## Start Information supplied
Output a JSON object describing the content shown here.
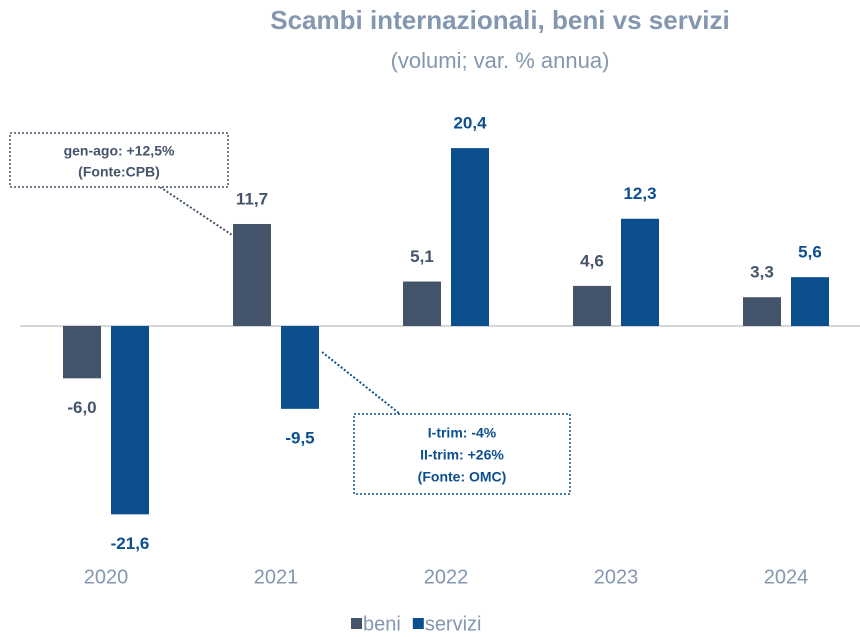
{
  "chart_data": {
    "type": "bar",
    "title": "Scambi internazionali, beni vs servizi",
    "subtitle": "(volumi; var. % annua)",
    "categories": [
      "2020",
      "2021",
      "2022",
      "2023",
      "2024"
    ],
    "series": [
      {
        "name": "beni",
        "color": "#44546a",
        "values": [
          -6.0,
          11.7,
          5.1,
          4.6,
          3.3
        ],
        "value_labels": [
          "-6,0",
          "11,7",
          "5,1",
          "4,6",
          "3,3"
        ]
      },
      {
        "name": "servizi",
        "color": "#0b4f8f",
        "values": [
          -21.6,
          -9.5,
          20.4,
          12.3,
          5.6
        ],
        "value_labels": [
          "-21,6",
          "-9,5",
          "20,4",
          "12,3",
          "5,6"
        ]
      }
    ],
    "ylim": [
      -25,
      25
    ],
    "annotations": [
      {
        "text": [
          "gen-ago: +12,5%",
          "(Fonte:CPB)"
        ]
      },
      {
        "text": [
          "I-trim: -4%",
          "II-trim: +26%",
          "(Fonte: OMC)"
        ]
      }
    ]
  }
}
## End Information supplied
-- Problem details --
Write out the entries above verbatim; the pictures do not belong in your copy.

-- Answer to this problem --
Output a JSON object describing the content shown here.
{
  "chart_data": {
    "type": "bar",
    "title": "Scambi internazionali, beni vs servizi",
    "subtitle": "(volumi; var. % annua)",
    "categories": [
      "2020",
      "2021",
      "2022",
      "2023",
      "2024"
    ],
    "series": [
      {
        "name": "beni",
        "color": "#44546a",
        "values": [
          -6.0,
          11.7,
          5.1,
          4.6,
          3.3
        ],
        "value_labels": [
          "-6,0",
          "11,7",
          "5,1",
          "4,6",
          "3,3"
        ]
      },
      {
        "name": "servizi",
        "color": "#0b4f8f",
        "values": [
          -21.6,
          -9.5,
          20.4,
          12.3,
          5.6
        ],
        "value_labels": [
          "-21,6",
          "-9,5",
          "20,4",
          "12,3",
          "5,6"
        ]
      }
    ],
    "ylim": [
      -25,
      25
    ],
    "annotations": [
      {
        "text": [
          "gen-ago: +12,5%",
          "(Fonte:CPB)"
        ]
      },
      {
        "text": [
          "I-trim: -4%",
          "II-trim: +26%",
          "(Fonte: OMC)"
        ]
      }
    ]
  }
}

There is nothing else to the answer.